## start
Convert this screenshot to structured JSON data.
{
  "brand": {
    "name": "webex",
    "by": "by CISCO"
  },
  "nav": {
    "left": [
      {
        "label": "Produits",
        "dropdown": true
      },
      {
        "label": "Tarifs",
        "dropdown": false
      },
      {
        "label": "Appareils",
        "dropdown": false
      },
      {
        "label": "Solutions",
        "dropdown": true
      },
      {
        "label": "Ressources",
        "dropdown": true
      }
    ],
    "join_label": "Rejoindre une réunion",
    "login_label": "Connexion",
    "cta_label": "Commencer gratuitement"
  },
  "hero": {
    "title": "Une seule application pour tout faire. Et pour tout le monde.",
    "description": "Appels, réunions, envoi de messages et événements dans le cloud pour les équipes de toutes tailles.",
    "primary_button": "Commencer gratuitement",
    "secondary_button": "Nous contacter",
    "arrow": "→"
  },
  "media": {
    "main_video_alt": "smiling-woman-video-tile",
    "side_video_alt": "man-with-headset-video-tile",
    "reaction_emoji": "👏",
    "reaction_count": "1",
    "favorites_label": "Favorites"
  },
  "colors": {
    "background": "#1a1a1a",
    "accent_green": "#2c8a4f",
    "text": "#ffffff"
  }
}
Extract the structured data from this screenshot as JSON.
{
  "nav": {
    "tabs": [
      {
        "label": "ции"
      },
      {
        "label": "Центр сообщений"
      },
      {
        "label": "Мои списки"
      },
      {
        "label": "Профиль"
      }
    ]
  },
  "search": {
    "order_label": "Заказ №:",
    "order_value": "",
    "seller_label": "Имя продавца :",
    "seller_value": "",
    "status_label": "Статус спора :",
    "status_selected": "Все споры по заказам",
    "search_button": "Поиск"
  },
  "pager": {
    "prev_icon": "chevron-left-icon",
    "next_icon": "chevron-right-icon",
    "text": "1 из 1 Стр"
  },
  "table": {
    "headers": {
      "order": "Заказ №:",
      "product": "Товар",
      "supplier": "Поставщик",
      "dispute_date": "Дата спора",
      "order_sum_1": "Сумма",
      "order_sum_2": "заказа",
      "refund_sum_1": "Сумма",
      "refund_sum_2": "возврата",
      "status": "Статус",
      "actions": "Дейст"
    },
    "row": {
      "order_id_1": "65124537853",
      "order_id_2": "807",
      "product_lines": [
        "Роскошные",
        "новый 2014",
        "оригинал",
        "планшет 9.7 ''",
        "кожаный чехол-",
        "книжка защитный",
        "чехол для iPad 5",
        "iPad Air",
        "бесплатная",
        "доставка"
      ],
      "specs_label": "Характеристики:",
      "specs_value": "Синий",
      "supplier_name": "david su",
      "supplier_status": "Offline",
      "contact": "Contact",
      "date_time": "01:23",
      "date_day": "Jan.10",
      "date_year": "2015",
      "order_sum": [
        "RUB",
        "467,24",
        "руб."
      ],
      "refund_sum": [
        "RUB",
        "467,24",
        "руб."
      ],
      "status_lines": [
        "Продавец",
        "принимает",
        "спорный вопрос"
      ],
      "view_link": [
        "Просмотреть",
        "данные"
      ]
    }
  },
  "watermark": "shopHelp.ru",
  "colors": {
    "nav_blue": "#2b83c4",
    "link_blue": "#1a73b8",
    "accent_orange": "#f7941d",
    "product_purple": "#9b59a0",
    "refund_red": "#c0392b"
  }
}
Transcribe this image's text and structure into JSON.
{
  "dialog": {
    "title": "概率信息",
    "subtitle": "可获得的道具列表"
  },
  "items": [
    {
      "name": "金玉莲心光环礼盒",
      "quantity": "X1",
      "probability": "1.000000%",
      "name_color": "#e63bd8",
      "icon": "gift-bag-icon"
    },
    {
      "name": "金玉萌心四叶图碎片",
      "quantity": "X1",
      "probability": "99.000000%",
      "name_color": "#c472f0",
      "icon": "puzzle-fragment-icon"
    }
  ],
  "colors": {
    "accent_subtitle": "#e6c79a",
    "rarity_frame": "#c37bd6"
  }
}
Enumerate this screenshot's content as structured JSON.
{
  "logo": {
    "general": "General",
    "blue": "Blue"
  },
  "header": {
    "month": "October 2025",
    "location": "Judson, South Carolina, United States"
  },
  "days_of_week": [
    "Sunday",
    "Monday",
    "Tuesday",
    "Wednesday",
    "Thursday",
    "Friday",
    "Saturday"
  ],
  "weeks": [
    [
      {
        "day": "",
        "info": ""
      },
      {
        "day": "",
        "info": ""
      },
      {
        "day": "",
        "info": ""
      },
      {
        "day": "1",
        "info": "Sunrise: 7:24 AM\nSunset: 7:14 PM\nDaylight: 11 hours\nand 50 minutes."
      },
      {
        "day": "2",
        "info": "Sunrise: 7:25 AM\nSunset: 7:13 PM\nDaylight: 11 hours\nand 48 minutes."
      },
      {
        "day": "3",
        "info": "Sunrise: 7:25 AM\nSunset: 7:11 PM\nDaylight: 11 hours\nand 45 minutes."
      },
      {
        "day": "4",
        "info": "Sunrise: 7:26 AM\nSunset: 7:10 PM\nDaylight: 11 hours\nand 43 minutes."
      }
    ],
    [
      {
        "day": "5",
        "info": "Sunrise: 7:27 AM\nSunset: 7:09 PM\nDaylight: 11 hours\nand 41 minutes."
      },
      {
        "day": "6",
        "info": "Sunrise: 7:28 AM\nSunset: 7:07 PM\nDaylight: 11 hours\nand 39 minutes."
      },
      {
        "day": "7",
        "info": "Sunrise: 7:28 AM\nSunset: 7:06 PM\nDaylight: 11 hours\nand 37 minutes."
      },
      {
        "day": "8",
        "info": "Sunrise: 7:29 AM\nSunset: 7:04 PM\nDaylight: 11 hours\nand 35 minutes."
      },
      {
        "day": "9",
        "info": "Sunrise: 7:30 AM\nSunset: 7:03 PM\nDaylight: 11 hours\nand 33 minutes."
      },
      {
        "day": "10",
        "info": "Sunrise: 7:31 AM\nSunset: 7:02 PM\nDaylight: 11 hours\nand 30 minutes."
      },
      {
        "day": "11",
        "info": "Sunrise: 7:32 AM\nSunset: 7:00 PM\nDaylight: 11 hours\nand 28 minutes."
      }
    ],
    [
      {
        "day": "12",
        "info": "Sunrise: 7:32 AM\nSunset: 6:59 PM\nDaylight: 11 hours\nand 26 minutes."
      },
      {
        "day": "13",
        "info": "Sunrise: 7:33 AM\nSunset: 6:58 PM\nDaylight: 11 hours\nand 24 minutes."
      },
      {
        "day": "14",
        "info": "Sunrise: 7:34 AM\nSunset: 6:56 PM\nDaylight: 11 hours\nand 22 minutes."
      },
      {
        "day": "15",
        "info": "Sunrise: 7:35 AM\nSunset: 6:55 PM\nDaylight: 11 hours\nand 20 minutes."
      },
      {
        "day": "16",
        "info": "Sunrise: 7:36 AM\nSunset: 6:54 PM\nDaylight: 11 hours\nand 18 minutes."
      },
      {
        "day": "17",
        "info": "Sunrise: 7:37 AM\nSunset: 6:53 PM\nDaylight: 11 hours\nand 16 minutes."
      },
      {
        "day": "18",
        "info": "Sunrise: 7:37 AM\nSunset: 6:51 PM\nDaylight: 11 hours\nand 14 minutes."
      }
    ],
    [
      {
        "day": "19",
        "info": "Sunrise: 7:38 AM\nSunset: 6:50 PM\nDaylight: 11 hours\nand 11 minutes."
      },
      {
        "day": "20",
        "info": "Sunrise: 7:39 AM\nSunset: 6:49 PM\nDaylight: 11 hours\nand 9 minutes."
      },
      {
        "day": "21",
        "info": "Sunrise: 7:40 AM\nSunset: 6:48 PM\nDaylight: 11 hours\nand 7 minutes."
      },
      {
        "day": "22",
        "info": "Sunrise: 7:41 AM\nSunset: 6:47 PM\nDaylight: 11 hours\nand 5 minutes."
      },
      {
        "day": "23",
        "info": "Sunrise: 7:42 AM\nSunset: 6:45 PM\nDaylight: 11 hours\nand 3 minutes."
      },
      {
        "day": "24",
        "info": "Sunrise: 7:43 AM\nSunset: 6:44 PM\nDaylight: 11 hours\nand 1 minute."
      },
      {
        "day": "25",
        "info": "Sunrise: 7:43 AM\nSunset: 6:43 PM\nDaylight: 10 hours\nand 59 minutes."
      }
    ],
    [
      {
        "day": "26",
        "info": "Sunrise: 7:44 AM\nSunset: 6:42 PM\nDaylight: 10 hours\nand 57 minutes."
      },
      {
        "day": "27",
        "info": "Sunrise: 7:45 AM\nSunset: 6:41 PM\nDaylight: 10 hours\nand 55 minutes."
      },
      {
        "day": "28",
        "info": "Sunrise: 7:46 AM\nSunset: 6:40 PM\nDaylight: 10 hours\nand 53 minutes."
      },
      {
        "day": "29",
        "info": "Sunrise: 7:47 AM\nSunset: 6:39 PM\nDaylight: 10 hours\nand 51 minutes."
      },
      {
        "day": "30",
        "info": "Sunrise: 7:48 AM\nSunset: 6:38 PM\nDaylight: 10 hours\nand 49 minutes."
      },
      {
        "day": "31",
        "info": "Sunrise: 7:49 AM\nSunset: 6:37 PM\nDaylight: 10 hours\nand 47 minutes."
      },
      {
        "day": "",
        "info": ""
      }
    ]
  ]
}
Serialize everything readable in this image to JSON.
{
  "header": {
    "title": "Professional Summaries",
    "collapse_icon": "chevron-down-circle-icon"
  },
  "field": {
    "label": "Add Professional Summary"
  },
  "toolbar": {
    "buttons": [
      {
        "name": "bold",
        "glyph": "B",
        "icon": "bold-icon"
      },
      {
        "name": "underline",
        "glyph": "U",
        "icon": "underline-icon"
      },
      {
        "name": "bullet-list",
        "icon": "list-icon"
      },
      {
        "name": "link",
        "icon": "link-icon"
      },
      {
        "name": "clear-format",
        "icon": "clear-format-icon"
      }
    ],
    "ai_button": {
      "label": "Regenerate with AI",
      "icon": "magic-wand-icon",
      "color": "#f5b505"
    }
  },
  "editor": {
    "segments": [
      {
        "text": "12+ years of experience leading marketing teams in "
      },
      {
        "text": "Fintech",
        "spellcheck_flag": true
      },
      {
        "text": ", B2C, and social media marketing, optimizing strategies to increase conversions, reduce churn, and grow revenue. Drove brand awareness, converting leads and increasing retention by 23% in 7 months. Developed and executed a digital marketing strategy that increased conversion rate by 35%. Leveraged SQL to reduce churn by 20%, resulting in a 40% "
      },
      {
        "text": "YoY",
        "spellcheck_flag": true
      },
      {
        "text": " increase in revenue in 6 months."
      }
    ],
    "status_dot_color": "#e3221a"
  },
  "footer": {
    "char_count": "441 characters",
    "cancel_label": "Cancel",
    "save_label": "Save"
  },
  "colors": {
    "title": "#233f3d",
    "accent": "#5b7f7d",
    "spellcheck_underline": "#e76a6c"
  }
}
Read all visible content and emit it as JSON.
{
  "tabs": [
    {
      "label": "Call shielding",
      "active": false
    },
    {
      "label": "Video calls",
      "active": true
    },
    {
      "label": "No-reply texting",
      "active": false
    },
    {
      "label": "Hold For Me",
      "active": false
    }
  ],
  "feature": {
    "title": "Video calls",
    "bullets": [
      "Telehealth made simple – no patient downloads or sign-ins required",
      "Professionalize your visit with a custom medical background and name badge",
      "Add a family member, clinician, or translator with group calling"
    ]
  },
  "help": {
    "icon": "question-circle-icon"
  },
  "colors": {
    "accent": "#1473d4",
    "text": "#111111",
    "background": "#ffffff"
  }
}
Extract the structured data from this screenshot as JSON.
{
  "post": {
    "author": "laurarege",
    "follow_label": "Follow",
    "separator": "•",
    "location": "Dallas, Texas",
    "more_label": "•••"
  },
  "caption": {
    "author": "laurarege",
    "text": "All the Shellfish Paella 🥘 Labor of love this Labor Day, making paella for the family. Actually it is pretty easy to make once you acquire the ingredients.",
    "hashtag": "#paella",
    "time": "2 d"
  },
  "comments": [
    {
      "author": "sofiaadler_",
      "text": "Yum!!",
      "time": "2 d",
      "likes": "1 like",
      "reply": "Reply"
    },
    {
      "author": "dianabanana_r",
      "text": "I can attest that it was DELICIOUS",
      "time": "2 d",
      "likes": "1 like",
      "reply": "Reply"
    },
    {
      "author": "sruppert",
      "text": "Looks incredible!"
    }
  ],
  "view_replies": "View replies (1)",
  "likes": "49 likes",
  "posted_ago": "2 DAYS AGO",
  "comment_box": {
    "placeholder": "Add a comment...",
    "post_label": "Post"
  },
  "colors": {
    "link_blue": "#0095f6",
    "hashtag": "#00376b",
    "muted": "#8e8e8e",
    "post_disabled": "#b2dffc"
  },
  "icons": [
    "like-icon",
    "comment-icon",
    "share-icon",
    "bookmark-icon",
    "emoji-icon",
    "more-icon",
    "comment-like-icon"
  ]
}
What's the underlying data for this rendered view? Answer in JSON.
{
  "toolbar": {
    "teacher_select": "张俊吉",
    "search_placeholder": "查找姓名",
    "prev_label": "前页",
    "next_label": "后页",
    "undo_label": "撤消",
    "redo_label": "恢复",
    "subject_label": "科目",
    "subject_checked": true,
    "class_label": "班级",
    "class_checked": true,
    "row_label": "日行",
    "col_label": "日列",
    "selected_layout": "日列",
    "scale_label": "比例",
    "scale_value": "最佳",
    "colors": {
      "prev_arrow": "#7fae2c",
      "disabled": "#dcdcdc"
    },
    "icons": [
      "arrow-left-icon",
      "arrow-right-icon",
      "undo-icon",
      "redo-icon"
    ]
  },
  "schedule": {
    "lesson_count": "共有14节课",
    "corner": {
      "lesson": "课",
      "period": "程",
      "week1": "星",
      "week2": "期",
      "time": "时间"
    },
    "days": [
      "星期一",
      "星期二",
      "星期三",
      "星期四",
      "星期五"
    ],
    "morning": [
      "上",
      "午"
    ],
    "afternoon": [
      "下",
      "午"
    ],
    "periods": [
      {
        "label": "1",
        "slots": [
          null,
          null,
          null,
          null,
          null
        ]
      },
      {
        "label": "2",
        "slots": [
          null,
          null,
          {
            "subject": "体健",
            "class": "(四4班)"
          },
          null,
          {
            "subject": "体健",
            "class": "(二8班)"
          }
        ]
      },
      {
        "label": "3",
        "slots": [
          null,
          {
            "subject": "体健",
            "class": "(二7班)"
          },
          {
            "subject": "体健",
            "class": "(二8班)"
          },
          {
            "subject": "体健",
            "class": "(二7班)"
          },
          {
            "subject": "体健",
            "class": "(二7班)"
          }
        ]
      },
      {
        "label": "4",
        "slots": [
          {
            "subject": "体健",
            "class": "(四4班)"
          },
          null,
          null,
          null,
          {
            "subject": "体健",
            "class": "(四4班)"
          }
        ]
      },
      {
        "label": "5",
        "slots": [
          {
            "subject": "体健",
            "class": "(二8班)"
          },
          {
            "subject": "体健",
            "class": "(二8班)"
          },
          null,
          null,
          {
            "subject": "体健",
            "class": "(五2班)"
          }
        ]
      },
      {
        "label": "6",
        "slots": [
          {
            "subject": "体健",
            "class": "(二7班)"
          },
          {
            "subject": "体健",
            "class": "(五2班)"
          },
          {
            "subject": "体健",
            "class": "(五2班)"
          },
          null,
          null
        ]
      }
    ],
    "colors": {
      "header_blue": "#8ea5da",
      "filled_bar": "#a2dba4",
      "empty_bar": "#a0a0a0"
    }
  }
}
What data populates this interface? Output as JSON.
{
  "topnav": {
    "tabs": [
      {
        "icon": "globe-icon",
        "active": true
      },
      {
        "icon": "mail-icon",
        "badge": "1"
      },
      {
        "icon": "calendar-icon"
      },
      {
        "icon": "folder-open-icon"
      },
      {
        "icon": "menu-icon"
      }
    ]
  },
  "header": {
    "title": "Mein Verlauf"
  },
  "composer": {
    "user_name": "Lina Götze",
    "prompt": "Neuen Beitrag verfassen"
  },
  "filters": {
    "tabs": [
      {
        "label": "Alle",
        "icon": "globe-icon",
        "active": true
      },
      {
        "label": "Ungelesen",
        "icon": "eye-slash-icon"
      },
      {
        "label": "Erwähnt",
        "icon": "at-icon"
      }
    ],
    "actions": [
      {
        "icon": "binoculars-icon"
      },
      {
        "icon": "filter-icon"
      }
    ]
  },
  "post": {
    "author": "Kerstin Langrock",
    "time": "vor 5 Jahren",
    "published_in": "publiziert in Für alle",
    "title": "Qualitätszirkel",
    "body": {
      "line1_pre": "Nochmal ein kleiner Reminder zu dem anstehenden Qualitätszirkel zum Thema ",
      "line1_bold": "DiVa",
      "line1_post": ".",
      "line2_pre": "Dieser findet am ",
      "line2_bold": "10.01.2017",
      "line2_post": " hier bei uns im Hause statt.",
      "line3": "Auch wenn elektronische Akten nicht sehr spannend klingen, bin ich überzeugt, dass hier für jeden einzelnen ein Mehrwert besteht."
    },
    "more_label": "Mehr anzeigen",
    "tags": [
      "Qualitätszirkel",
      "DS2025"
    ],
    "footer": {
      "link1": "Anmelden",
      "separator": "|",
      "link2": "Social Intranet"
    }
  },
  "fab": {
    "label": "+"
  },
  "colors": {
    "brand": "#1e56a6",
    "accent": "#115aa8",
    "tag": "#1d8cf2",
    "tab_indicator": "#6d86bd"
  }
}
## end
§ **TASK PROMPT**:
Search the data above for the string "family" and return every line that has it.

§ **ANSWER TO THIS EXERCISE**:
      "Add a family member, clinician, or translator with group calling"
    "text": "All the Shellfish Paella 🥘 Labor of love this Labor Day, making paella for the family. Actually it is pretty easy to make once you acquire the ingredients.",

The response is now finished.